====== Excerpted data ======
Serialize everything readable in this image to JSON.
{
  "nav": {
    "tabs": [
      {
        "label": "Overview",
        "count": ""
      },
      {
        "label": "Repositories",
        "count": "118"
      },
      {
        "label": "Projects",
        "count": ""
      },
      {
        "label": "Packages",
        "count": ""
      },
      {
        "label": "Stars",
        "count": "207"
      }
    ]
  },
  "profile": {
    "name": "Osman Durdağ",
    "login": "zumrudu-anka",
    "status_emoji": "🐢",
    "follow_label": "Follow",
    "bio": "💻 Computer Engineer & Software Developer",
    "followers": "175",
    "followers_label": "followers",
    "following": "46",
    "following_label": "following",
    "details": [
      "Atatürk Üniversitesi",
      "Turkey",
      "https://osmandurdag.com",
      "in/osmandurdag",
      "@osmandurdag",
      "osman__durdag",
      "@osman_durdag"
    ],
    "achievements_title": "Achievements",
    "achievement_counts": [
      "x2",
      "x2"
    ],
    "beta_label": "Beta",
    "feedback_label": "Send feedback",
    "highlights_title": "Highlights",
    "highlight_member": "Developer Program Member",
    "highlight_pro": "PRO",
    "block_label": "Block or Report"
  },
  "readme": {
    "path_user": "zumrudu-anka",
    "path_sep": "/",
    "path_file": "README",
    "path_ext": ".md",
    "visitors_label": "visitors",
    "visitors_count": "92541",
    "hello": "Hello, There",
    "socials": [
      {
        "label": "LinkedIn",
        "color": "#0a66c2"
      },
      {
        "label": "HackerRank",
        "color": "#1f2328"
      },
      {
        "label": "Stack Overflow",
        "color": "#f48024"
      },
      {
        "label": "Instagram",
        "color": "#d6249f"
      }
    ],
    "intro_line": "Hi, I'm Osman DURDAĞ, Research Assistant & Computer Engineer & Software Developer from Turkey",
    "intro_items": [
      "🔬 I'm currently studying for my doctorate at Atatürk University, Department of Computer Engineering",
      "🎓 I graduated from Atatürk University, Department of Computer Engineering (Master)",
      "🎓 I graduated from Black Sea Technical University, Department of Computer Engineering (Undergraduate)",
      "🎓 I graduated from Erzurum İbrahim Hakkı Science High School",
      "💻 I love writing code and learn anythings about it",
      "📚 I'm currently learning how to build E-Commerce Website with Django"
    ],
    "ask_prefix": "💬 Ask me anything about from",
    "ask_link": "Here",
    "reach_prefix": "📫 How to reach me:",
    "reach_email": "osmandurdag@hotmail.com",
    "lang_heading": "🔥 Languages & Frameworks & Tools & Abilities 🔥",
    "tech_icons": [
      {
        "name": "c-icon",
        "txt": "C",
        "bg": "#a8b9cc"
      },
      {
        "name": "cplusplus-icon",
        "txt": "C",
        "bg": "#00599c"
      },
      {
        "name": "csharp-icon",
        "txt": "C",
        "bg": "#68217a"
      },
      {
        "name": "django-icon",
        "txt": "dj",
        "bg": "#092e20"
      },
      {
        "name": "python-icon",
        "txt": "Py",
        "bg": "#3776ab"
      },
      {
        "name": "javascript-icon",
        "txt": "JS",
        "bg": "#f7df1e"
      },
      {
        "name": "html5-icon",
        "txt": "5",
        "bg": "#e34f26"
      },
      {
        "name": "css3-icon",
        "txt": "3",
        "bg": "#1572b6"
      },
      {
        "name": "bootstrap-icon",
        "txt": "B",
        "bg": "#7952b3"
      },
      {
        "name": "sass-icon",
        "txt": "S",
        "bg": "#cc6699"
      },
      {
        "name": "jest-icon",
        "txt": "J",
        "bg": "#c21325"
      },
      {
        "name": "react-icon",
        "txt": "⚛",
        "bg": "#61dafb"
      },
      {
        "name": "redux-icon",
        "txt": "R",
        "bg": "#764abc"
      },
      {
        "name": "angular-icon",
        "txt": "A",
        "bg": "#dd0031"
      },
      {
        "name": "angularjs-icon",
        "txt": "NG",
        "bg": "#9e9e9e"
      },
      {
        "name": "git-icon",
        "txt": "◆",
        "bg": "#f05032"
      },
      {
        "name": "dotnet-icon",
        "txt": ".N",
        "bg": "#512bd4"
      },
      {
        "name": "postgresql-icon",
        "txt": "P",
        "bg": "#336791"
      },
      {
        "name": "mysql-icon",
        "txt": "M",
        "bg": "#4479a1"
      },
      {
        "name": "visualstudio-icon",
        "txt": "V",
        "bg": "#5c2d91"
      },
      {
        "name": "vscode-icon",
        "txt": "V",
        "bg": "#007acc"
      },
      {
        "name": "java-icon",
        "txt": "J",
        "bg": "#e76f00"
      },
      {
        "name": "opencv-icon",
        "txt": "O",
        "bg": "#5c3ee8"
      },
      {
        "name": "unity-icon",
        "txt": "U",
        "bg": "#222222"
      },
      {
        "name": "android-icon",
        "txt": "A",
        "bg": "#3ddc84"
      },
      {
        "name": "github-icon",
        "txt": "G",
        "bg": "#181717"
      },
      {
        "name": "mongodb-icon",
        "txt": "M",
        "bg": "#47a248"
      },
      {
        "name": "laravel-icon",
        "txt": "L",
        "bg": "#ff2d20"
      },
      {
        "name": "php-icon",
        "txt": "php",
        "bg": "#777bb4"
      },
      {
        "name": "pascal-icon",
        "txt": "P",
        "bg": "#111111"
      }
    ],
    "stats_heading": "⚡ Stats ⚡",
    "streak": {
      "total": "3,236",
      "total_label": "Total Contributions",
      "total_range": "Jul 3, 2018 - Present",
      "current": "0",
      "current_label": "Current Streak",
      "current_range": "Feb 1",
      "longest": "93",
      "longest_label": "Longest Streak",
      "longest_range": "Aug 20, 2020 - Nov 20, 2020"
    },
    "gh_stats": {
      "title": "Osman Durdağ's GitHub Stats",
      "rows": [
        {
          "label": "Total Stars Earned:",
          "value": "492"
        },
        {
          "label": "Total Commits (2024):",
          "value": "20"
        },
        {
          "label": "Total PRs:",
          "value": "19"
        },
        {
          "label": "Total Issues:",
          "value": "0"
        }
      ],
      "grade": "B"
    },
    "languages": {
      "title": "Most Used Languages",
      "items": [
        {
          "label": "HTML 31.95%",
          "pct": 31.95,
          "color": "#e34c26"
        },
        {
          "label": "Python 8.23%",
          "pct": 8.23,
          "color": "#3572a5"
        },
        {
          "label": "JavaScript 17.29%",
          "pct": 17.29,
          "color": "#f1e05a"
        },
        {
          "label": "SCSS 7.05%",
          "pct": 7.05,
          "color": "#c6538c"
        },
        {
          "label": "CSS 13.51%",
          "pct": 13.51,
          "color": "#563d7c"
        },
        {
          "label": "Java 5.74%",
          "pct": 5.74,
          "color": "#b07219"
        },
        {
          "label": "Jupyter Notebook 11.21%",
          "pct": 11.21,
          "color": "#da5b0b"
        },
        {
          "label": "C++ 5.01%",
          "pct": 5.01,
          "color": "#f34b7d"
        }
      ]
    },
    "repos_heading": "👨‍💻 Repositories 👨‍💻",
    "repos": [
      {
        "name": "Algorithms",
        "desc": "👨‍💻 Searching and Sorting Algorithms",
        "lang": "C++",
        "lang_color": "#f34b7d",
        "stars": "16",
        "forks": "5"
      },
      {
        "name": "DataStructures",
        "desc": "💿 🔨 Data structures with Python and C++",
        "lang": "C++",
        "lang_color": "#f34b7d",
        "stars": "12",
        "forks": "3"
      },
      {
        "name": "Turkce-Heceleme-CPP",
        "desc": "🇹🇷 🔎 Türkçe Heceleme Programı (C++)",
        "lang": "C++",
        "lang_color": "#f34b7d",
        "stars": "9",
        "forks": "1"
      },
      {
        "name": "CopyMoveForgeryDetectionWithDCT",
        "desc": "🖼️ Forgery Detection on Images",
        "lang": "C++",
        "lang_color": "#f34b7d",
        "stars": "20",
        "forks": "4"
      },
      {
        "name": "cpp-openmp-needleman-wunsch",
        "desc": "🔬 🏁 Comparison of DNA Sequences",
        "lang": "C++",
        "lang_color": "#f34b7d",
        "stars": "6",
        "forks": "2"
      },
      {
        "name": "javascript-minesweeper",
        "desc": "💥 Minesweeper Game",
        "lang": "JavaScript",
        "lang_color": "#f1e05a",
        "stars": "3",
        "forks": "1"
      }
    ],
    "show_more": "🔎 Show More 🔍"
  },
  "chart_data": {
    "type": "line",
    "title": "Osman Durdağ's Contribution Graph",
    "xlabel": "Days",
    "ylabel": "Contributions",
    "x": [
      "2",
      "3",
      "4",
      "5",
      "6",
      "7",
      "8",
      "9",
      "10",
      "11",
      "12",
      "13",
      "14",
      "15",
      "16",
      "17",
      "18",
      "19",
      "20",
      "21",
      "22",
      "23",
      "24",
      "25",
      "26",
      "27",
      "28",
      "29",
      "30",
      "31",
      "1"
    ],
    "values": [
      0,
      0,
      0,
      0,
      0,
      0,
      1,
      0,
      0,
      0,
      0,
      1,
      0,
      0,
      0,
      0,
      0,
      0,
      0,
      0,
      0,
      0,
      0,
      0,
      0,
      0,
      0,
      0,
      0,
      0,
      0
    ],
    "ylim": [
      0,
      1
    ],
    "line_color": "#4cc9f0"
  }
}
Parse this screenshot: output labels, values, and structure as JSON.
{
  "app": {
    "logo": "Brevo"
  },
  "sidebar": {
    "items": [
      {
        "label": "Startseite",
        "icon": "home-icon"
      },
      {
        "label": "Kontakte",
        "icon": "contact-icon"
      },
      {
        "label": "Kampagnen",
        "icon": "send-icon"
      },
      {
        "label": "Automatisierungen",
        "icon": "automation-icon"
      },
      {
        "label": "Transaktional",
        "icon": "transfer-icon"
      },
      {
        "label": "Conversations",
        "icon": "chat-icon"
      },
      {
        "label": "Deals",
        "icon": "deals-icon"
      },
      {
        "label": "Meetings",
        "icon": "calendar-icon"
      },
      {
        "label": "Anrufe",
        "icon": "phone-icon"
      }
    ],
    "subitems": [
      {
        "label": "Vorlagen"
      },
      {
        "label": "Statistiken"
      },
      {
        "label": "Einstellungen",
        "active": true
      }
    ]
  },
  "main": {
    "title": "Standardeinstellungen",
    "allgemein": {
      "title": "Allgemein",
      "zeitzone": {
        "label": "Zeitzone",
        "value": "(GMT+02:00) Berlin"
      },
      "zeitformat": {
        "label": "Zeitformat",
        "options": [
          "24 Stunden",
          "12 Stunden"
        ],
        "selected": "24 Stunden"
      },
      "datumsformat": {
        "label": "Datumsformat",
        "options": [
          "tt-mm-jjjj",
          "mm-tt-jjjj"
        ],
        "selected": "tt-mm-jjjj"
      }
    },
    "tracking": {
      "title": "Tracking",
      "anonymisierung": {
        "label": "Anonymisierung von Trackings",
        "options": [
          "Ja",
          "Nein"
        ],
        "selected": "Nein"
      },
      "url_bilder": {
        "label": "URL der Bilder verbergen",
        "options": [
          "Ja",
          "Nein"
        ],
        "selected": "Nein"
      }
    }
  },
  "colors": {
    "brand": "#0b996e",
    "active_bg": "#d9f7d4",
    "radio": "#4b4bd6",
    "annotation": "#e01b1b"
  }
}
======
**Task to carry out**
Which lines contain "Department"? Copy each of them.

**Result for this task**
      "🔬 I'm currently studying for my doctorate at Atatürk University, Department of Computer Engineering",
      "🎓 I graduated from Atatürk University, Department of Computer Engineering (Master)",
      "🎓 I graduated from Black Sea Technical University, Department of Computer Engineering (Undergraduate)",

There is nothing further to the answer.